Material for the task:
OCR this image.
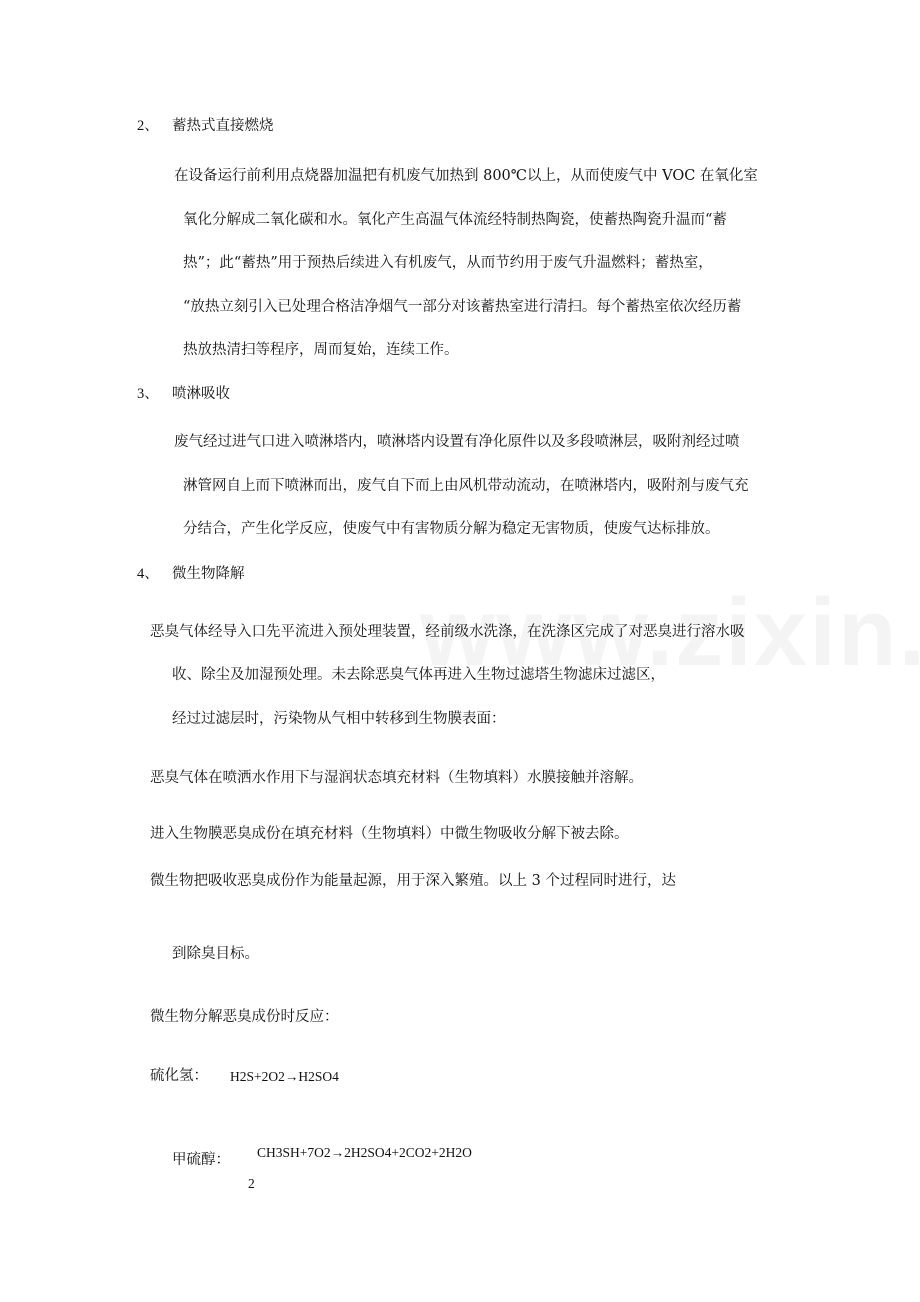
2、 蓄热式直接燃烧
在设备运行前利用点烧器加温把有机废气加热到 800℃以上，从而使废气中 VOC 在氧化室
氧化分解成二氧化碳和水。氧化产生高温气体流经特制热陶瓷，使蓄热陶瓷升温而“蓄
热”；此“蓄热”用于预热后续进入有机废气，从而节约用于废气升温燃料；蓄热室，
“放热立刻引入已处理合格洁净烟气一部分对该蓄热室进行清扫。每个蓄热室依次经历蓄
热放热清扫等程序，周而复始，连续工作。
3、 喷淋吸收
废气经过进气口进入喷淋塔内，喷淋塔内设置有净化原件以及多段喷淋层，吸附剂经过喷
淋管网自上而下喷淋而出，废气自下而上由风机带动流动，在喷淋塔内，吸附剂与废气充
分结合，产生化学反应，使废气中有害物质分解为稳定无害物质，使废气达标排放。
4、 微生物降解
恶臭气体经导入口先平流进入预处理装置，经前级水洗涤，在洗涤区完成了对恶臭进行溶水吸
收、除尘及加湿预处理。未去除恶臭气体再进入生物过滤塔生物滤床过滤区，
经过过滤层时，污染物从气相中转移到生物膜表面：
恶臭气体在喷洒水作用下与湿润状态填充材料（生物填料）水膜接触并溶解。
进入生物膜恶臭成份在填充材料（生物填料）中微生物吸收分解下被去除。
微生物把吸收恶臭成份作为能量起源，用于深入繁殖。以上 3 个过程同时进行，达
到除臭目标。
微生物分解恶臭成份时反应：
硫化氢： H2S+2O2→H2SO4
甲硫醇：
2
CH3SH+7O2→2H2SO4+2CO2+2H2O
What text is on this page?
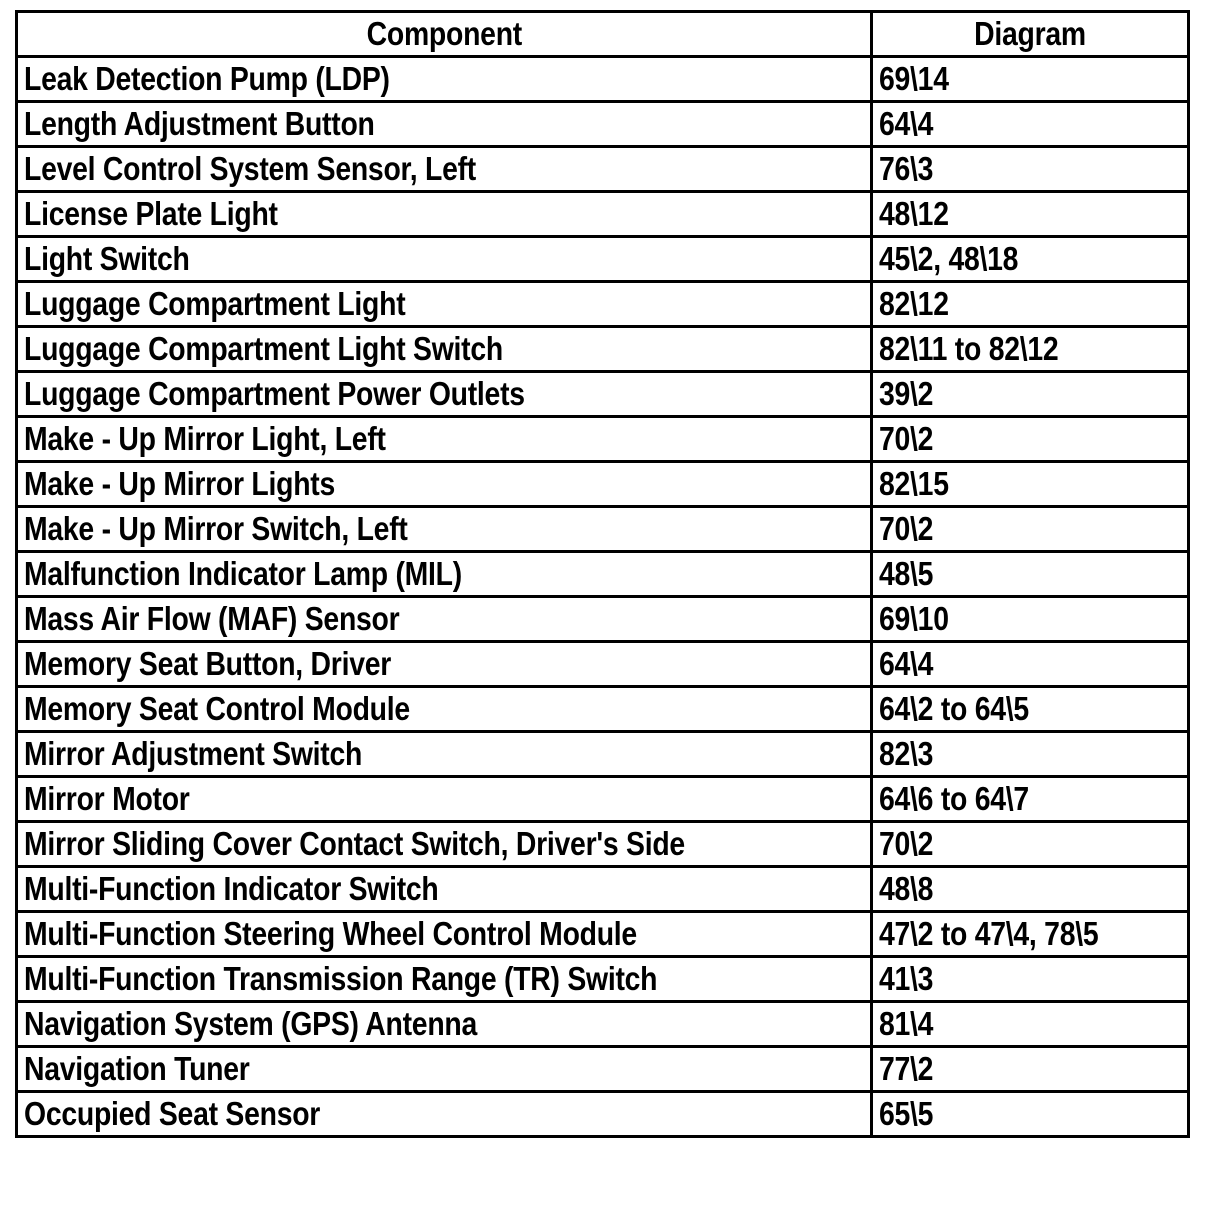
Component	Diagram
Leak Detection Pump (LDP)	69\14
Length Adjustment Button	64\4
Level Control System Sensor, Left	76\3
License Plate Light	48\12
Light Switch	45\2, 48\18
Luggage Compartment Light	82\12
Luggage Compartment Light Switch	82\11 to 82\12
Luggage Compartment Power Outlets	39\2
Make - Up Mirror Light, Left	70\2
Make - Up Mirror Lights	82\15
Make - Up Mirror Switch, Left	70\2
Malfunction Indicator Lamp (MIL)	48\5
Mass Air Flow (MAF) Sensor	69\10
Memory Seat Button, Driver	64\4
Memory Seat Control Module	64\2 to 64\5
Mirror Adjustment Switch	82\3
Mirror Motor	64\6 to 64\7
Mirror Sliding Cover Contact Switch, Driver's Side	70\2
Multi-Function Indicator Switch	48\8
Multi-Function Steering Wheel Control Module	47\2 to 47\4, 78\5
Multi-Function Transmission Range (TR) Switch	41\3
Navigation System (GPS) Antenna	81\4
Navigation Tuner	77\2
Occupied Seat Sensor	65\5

Goal: Using the listing, collect all lines in which the string "Multi" is found.

Written solution:
Multi-Function Indicator Switch	48\8
Multi-Function Steering Wheel Control Module	47\2 to 47\4, 78\5
Multi-Function Transmission Range (TR) Switch	41\3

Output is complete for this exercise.